-- Stated problem --
Copy, in full, each line of the material that holds the word "Output".

(Collected data entries)

= = = = =

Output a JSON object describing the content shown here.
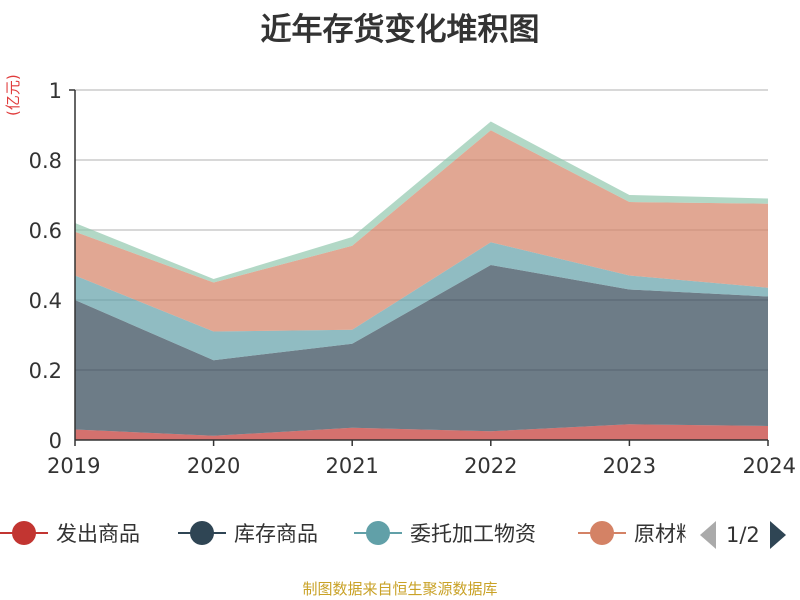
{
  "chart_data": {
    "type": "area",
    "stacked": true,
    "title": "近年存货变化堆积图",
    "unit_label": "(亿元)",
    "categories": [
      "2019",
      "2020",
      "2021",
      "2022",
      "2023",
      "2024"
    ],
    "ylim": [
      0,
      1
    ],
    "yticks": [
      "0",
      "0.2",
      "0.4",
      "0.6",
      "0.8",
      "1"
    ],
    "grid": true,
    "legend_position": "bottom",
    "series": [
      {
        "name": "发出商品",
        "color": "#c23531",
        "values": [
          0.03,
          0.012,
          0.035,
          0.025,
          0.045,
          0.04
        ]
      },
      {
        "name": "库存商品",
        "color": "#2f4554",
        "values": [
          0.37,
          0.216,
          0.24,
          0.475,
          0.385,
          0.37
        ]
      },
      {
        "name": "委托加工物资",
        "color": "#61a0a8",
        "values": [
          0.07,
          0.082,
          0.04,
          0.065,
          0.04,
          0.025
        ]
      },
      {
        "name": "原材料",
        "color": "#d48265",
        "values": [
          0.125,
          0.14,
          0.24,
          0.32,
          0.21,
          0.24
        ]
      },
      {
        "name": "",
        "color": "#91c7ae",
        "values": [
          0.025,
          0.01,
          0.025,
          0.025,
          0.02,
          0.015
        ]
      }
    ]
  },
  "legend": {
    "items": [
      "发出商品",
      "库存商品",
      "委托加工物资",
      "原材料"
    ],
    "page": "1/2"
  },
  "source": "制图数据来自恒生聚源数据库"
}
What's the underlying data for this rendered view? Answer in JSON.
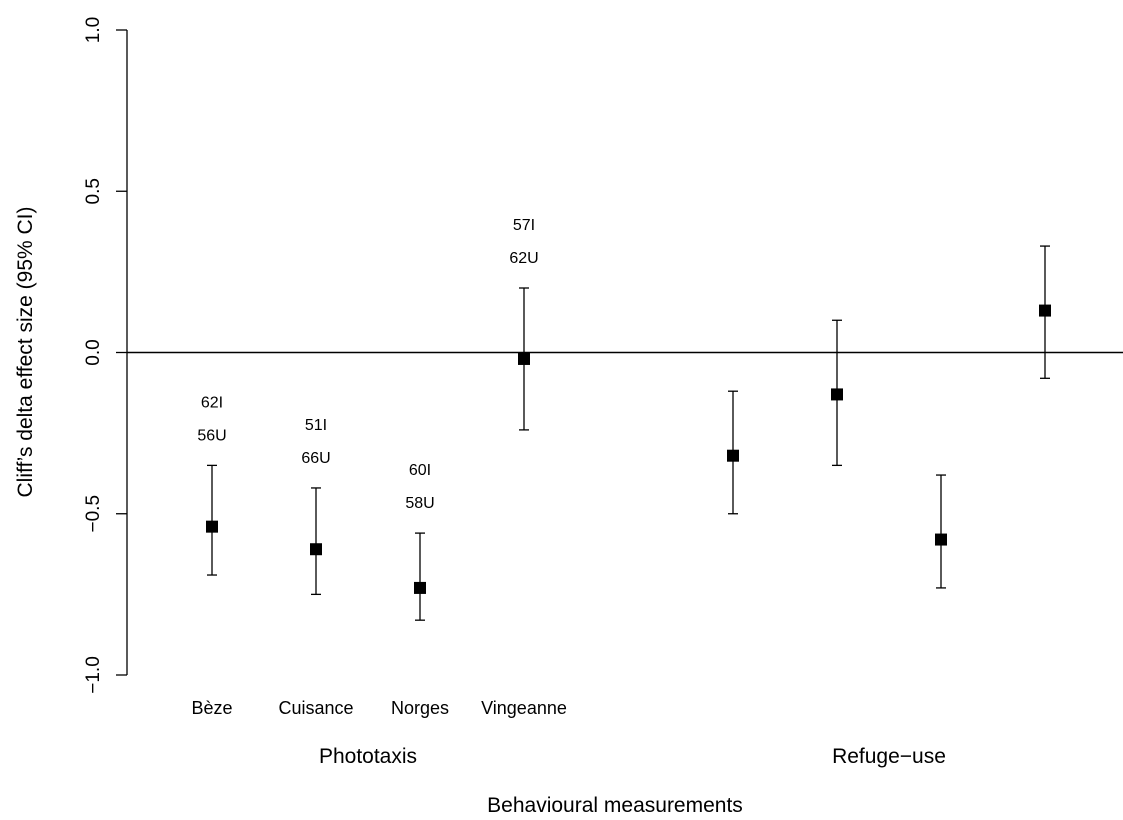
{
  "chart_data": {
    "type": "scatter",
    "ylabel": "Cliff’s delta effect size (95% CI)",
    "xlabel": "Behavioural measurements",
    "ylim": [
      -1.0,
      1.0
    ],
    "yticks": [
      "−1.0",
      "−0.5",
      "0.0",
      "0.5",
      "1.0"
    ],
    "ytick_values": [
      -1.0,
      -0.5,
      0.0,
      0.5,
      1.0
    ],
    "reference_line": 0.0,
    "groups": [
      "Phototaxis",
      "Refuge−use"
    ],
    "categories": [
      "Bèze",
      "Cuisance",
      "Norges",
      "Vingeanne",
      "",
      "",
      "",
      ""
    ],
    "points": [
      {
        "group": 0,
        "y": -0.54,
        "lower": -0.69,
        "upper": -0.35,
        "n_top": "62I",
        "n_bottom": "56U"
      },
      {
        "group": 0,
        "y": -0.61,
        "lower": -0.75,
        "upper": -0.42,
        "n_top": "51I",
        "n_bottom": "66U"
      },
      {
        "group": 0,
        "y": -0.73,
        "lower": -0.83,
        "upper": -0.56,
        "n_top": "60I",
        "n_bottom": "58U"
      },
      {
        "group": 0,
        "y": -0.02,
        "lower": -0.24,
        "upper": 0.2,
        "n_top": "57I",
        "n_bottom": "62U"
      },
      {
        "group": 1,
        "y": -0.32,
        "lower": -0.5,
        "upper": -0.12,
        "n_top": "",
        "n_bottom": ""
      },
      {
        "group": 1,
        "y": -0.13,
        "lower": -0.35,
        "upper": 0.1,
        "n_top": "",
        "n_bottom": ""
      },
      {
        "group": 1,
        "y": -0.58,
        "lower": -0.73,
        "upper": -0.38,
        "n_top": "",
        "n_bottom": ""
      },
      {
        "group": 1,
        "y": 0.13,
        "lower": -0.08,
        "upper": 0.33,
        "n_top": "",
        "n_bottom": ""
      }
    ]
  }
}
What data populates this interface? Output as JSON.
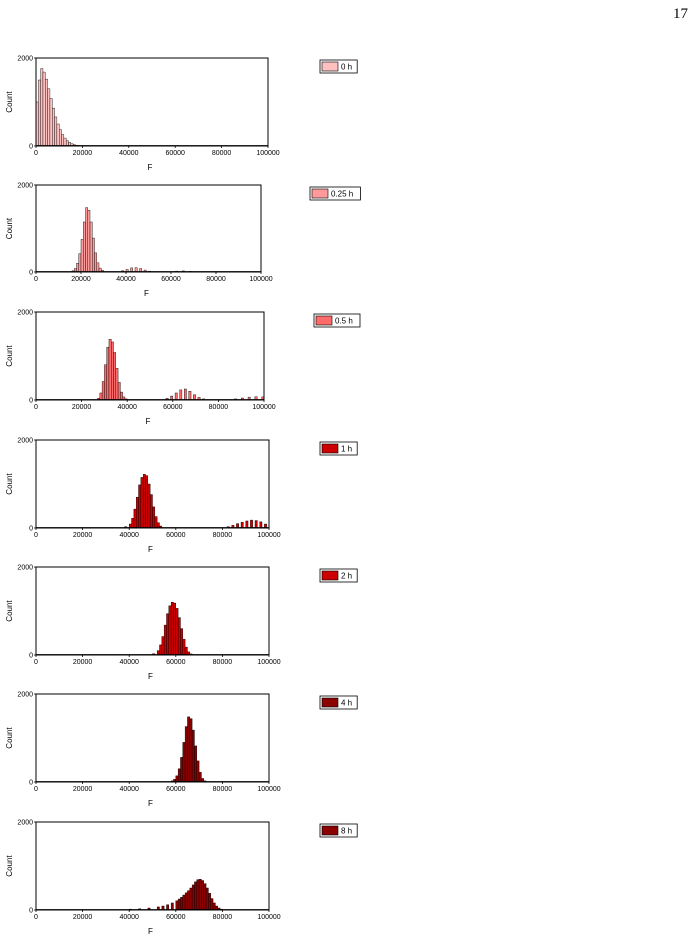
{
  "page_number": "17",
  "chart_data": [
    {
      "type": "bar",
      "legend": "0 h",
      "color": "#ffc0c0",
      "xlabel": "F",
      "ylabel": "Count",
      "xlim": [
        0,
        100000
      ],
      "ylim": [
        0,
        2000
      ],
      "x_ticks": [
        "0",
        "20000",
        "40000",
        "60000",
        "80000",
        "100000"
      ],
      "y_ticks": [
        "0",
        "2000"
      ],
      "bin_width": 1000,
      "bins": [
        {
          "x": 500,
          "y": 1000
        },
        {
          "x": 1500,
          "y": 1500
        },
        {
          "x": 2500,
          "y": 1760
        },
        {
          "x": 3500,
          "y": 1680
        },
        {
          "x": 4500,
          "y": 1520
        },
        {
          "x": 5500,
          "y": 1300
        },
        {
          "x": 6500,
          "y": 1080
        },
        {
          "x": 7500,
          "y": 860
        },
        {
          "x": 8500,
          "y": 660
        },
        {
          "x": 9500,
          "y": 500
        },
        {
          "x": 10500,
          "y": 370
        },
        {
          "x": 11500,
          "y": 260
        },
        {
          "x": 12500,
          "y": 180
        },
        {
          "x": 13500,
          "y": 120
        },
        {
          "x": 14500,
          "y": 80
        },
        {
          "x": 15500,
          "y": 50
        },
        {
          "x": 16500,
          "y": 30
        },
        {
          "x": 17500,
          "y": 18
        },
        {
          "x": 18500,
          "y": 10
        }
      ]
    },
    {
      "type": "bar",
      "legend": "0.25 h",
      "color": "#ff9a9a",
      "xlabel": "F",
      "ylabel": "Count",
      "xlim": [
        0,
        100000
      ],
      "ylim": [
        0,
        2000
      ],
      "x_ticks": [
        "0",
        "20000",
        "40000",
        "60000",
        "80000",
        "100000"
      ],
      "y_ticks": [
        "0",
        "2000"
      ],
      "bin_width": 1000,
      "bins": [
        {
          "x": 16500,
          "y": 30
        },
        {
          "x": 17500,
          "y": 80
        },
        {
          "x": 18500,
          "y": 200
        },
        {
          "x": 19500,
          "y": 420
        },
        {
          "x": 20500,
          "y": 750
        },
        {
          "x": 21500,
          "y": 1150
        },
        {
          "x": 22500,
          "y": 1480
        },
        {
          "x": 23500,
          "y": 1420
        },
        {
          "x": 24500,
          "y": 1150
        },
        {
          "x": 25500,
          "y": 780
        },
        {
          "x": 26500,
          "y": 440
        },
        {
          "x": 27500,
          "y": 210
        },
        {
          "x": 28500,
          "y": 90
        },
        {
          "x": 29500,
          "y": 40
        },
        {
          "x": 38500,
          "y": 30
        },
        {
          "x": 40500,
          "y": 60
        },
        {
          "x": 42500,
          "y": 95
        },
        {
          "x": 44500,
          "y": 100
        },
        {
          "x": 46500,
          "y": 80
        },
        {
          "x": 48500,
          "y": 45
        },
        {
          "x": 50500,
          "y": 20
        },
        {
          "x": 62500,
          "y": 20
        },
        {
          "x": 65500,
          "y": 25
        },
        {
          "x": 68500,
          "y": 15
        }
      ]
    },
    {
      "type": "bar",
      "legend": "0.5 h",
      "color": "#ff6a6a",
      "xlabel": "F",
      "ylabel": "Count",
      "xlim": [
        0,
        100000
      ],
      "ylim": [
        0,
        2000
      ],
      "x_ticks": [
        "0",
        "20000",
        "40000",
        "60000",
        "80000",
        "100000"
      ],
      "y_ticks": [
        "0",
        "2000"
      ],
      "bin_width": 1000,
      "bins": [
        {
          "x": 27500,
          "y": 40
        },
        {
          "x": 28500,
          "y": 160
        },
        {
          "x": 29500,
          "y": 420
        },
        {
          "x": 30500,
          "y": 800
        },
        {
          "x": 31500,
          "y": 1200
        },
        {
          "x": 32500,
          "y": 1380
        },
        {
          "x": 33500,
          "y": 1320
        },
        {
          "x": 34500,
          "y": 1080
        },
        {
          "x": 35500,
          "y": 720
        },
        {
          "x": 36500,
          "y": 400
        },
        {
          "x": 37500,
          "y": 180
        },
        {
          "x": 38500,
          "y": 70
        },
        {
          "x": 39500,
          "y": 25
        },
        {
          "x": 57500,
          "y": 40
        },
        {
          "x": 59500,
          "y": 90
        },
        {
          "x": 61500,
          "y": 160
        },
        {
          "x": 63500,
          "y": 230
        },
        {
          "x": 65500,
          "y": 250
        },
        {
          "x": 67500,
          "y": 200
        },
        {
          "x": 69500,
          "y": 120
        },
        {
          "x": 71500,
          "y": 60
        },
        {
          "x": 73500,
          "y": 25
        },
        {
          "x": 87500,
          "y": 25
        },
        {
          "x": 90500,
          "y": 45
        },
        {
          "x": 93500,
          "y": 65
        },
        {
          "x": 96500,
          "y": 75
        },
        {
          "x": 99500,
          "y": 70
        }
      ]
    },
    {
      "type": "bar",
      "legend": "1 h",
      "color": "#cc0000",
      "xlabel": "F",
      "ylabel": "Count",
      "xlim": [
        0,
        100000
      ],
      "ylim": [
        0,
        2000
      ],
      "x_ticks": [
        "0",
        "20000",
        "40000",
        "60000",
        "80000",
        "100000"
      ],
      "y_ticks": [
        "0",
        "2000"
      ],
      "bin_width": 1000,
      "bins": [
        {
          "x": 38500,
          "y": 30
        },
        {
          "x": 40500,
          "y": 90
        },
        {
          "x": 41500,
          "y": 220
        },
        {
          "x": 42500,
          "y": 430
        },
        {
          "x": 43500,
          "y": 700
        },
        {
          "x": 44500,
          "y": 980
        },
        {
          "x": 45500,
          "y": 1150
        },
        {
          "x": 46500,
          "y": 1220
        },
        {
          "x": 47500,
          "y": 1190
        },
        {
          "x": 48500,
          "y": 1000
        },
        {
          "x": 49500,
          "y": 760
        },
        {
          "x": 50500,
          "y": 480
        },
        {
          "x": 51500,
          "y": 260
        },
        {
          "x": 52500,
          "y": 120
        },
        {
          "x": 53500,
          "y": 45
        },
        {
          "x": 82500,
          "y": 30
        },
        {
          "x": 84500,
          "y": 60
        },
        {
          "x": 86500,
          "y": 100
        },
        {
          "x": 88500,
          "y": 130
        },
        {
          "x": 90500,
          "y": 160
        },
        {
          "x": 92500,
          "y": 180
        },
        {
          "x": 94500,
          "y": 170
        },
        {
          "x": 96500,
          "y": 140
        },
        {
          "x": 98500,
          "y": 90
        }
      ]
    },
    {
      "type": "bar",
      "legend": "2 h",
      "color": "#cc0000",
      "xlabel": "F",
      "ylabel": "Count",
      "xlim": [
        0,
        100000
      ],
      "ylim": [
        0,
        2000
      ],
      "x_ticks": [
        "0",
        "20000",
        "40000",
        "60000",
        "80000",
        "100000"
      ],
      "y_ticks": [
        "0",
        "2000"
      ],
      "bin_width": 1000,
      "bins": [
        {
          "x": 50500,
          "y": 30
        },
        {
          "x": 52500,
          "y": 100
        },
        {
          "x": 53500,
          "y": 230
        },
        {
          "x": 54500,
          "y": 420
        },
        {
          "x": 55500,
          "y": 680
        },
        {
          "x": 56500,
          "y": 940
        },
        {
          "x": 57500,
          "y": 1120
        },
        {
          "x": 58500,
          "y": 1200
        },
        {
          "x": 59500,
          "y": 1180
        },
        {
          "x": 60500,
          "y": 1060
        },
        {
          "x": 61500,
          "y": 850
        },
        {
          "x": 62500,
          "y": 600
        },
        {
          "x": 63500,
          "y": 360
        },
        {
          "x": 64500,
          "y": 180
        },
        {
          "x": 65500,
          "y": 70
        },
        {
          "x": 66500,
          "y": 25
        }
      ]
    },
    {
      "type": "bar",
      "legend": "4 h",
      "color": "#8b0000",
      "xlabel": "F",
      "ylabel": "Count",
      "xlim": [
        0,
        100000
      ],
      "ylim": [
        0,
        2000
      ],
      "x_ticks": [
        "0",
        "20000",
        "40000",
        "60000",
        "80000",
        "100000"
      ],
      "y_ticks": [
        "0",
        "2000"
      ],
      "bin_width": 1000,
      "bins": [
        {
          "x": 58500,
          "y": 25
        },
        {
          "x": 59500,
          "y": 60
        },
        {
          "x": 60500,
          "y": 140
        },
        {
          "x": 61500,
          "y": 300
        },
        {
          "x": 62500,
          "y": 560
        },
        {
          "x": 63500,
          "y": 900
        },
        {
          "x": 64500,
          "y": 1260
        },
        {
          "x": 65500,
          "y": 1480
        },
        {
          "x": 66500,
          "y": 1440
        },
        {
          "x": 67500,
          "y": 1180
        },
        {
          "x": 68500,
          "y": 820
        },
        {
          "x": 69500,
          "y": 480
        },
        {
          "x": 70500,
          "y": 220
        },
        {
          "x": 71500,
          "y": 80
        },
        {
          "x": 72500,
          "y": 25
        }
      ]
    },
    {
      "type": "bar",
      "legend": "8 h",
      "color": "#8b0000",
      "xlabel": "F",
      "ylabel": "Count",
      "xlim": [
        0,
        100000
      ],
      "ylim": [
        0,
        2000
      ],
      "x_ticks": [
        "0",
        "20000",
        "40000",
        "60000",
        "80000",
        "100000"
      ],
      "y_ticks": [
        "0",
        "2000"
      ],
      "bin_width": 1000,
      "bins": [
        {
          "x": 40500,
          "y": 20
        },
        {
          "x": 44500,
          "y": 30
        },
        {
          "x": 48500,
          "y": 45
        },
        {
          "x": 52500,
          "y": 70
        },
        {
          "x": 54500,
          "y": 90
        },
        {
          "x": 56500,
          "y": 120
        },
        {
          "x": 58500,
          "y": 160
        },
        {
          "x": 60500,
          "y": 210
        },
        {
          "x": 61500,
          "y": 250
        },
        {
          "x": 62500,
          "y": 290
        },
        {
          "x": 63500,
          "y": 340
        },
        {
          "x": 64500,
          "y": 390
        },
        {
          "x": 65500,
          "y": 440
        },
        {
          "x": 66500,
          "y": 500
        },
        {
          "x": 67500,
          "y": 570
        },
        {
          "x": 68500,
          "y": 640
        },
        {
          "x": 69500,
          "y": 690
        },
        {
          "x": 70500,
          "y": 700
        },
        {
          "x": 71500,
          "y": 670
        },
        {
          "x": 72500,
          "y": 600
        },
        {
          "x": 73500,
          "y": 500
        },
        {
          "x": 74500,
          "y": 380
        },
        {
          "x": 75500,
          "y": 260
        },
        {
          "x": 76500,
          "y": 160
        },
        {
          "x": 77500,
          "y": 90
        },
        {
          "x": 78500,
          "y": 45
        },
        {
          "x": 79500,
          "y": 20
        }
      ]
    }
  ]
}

= = = = =

-- Response to the task --
Output a JSON object describing the content shown here.
What data populates this interface? Output as JSON.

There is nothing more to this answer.